START RECORDS
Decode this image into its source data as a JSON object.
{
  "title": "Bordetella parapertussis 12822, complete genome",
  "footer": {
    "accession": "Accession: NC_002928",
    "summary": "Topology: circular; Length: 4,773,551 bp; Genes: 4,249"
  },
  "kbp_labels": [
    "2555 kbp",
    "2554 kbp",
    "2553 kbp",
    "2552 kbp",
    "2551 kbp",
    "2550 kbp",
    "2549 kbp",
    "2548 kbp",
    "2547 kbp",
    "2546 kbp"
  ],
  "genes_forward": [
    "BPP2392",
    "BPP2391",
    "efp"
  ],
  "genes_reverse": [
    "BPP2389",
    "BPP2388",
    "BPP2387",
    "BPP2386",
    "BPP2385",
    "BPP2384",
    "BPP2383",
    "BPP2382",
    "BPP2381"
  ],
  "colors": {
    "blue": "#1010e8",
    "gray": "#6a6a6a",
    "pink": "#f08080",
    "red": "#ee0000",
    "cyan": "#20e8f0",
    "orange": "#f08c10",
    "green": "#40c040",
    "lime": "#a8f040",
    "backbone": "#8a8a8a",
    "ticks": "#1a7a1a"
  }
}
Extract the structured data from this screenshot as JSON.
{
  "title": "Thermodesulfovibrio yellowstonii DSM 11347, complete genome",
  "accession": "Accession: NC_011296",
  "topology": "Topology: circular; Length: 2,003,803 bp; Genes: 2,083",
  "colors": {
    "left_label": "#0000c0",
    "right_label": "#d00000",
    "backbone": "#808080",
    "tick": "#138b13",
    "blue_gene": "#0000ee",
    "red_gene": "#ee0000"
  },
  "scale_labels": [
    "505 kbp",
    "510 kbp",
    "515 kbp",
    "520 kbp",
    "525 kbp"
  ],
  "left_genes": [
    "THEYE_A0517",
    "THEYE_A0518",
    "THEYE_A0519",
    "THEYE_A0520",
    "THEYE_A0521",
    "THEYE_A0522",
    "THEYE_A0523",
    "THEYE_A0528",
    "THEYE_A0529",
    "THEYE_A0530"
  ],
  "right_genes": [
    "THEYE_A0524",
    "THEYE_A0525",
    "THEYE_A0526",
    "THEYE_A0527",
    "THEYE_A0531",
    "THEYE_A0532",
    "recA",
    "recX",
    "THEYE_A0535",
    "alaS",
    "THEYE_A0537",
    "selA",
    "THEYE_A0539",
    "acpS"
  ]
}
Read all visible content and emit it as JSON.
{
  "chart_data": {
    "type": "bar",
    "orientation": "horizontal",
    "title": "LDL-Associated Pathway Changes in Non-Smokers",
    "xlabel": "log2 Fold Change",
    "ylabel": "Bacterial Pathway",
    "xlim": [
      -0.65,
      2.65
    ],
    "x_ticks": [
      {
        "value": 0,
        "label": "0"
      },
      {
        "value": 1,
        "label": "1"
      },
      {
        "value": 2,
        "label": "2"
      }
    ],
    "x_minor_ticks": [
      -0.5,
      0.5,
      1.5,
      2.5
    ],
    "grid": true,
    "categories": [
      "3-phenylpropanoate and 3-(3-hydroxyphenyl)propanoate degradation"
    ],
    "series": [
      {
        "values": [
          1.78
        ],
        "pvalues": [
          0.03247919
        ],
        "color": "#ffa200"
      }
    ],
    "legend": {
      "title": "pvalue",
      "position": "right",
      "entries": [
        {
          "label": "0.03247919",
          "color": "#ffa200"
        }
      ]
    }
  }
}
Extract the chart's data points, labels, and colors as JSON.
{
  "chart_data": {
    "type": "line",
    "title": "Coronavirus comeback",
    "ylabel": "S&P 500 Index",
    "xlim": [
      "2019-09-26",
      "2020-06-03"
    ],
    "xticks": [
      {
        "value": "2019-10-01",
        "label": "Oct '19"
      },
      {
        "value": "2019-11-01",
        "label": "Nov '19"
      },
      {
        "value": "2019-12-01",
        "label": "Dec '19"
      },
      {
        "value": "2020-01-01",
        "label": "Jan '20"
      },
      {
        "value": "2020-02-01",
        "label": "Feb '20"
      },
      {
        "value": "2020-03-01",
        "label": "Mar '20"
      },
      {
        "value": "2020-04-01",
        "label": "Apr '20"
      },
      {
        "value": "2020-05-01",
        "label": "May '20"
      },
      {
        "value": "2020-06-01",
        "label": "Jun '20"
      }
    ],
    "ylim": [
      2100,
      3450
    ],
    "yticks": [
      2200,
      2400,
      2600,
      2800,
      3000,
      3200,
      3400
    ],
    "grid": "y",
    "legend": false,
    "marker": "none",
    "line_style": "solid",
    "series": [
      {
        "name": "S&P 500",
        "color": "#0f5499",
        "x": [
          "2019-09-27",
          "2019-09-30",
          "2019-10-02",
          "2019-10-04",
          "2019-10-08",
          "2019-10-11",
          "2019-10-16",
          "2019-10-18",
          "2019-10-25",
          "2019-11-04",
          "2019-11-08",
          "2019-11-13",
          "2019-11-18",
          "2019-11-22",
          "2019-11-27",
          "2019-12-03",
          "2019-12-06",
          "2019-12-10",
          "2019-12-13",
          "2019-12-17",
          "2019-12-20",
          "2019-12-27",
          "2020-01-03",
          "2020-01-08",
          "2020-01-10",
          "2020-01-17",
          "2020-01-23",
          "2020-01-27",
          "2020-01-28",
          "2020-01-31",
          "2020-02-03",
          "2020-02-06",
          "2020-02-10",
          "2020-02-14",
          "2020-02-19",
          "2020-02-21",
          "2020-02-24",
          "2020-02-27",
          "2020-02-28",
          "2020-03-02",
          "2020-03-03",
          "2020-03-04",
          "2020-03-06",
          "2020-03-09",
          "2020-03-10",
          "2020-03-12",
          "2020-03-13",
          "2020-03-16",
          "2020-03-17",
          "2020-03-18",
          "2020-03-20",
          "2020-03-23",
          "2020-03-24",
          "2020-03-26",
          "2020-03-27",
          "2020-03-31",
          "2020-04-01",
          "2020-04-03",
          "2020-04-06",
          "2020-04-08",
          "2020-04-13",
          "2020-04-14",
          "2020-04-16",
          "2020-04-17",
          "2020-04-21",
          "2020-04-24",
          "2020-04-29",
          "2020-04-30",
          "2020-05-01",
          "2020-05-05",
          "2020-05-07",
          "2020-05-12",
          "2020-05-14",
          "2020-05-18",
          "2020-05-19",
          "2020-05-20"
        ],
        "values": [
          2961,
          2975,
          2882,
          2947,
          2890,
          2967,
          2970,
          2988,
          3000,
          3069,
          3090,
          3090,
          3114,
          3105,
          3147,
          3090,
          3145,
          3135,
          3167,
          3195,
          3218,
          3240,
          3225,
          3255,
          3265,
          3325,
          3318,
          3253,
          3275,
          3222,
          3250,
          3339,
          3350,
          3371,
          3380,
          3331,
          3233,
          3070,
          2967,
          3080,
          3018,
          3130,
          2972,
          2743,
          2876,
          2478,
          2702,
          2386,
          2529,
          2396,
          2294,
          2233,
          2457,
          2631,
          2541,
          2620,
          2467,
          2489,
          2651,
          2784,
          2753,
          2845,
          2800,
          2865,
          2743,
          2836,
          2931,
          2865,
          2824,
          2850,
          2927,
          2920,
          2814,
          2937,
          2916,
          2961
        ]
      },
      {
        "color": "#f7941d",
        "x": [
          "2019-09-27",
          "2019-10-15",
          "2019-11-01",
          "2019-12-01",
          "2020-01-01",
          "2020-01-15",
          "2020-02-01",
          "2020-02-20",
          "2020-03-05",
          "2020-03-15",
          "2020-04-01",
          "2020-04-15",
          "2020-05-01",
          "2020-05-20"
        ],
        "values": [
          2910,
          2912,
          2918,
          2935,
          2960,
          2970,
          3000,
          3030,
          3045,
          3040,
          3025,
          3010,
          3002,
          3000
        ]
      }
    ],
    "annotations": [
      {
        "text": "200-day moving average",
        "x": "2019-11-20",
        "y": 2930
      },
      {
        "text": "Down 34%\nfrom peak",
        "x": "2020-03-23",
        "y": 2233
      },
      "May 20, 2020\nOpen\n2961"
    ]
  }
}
END RECORDS
__WHAT IS REQUIRED__
Pull every line containing "ylabel" out of the material and copy it.

__RESULT OF THE EXERCISE__
    "ylabel": "Bacterial Pathway",
    "ylabel": "S&P 500 Index",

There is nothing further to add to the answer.